DESCRIPTION OF THE TASK. Find every line containing the word "have" in the records below; report only how many there are.

Entries from a dataset:

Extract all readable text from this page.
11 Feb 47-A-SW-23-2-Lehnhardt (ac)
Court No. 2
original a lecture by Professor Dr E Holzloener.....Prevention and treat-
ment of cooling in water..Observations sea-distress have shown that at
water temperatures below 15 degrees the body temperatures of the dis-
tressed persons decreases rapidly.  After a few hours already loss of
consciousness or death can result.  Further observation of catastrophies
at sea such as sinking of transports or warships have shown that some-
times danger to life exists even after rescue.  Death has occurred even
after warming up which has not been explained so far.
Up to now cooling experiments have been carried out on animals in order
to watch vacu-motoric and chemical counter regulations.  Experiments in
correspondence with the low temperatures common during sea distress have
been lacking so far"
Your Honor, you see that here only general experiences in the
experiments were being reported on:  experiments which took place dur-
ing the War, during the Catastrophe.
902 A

OUTPUT OF THE TASK. 4